EXERCISE OBJECTIVE ▸ Copy all lines that contain the word "dice".

[Stored data]
■ ■ ■

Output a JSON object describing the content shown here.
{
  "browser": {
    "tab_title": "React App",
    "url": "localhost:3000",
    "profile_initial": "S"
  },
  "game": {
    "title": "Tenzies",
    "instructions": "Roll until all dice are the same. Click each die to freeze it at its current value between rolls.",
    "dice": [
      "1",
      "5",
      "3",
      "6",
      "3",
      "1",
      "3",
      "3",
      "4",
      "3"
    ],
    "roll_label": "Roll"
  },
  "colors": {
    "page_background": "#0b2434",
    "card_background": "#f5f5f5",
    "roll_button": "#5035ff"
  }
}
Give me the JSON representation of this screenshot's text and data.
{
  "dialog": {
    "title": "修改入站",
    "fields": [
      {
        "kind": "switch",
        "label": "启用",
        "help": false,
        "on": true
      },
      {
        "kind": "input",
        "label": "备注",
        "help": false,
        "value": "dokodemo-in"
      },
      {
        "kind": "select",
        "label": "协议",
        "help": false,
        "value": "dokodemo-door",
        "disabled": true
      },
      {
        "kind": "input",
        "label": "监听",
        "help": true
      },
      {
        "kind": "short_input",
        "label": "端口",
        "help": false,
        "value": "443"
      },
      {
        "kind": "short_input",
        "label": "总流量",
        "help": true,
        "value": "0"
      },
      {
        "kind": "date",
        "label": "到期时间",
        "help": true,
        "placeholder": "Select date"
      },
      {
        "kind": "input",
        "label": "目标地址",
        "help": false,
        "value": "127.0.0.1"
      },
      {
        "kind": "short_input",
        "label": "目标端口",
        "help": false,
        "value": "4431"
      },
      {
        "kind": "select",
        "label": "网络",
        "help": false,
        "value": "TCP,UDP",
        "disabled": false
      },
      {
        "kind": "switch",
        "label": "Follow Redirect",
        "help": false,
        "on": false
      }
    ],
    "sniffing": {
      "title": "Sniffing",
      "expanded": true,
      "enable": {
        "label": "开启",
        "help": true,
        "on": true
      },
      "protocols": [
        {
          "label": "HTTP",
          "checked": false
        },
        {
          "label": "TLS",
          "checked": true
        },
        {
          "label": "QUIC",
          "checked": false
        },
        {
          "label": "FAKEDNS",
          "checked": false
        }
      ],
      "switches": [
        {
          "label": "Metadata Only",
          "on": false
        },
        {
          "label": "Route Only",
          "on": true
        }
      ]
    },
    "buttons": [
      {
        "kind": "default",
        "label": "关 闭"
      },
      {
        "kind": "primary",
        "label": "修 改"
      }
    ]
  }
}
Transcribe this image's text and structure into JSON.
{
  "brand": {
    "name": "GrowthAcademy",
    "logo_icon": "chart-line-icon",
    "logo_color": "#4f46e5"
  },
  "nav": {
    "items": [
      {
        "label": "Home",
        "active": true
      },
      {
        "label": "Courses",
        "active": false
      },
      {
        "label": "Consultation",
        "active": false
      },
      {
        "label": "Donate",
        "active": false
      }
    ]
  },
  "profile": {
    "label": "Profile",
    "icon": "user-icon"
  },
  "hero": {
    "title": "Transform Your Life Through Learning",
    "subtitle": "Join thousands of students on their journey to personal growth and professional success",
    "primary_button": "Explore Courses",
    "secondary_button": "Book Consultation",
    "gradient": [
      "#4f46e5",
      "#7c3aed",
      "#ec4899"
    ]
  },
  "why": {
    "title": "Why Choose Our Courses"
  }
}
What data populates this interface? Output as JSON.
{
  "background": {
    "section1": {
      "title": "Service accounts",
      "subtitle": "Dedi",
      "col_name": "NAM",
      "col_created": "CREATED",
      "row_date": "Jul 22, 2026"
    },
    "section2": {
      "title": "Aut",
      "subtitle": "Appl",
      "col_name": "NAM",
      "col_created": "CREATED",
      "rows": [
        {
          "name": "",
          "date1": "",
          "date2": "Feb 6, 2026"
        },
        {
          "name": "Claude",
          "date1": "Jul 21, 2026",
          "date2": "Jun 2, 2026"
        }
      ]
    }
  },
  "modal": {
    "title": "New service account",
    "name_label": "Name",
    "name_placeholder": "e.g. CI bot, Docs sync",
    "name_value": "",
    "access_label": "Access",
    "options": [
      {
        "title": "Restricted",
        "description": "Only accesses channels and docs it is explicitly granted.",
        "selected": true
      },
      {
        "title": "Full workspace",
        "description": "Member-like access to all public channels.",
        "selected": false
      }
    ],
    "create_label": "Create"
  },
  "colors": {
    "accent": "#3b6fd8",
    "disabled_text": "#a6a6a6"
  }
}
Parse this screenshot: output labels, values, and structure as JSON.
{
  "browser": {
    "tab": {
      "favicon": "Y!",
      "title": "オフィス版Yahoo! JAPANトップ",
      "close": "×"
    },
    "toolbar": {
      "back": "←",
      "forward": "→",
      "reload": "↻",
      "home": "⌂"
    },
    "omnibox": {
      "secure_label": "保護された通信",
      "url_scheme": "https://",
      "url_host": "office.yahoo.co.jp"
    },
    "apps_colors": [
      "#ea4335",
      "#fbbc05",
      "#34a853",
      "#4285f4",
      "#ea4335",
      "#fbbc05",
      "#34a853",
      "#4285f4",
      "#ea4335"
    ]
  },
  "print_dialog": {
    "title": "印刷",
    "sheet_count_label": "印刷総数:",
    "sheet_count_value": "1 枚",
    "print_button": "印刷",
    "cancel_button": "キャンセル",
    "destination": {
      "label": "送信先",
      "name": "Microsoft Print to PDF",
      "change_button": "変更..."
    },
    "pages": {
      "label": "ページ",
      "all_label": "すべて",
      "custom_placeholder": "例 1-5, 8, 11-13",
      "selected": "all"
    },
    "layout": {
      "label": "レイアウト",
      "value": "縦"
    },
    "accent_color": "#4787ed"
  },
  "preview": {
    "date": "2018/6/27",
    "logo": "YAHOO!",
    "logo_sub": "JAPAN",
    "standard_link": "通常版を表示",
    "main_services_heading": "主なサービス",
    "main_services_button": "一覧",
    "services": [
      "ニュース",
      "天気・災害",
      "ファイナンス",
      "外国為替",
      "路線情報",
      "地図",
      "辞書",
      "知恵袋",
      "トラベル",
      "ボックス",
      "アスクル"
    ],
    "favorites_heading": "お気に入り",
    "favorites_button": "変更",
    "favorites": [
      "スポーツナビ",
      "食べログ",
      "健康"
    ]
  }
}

■ ■ ■

ANSWER FOR THE TASK ▸
    "instructions": "Roll until all dice are the same. Click each die to freeze it at its current value between rolls.",
    "dice": [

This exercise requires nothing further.